** start of Material for this task **
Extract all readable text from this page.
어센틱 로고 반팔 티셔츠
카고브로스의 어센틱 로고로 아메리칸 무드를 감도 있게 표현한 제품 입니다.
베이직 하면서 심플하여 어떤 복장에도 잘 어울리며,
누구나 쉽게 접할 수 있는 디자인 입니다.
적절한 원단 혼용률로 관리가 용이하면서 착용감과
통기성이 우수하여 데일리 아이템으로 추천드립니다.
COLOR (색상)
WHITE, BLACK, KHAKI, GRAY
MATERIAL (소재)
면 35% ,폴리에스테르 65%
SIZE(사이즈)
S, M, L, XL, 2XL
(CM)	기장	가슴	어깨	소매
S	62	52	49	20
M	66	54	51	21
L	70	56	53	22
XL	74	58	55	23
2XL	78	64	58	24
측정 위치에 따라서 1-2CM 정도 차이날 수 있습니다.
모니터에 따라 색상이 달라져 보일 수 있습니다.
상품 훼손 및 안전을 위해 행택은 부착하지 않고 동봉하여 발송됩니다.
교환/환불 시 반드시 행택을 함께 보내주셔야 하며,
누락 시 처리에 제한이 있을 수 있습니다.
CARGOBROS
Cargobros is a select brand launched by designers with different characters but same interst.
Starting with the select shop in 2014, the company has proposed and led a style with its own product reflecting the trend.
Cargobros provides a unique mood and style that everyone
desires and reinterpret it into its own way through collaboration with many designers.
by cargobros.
** end of Material for this task **
### What the task requires
Reproduce the full set of records precisely.

### Answer to this problem
Extract all readable text from this page.
어센틱 로고 반팔 티셔츠
카고브로스의 어센틱 로고로 아메리칸 무드를 감도 있게 표현한 제품 입니다.
베이직 하면서 심플하여 어떤 복장에도 잘 어울리며,
누구나 쉽게 접할 수 있는 디자인 입니다.
적절한 원단 혼용률로 관리가 용이하면서 착용감과
통기성이 우수하여 데일리 아이템으로 추천드립니다.
COLOR (색상)
WHITE, BLACK, KHAKI, GRAY
MATERIAL (소재)
면 35% ,폴리에스테르 65%
SIZE(사이즈)
S, M, L, XL, 2XL
(CM)	기장	가슴	어깨	소매
S	62	52	49	20
M	66	54	51	21
L	70	56	53	22
XL	74	58	55	23
2XL	78	64	58	24
측정 위치에 따라서 1-2CM 정도 차이날 수 있습니다.
모니터에 따라 색상이 달라져 보일 수 있습니다.
상품 훼손 및 안전을 위해 행택은 부착하지 않고 동봉하여 발송됩니다.
교환/환불 시 반드시 행택을 함께 보내주셔야 하며,
누락 시 처리에 제한이 있을 수 있습니다.
CARGOBROS
Cargobros is a select brand launched by designers with different characters but same interst.
Starting with the select shop in 2014, the company has proposed and led a style with its own product reflecting the trend.
Cargobros provides a unique mood and style that everyone
desires and reinterpret it into its own way through collaboration with many designers.
by cargobros.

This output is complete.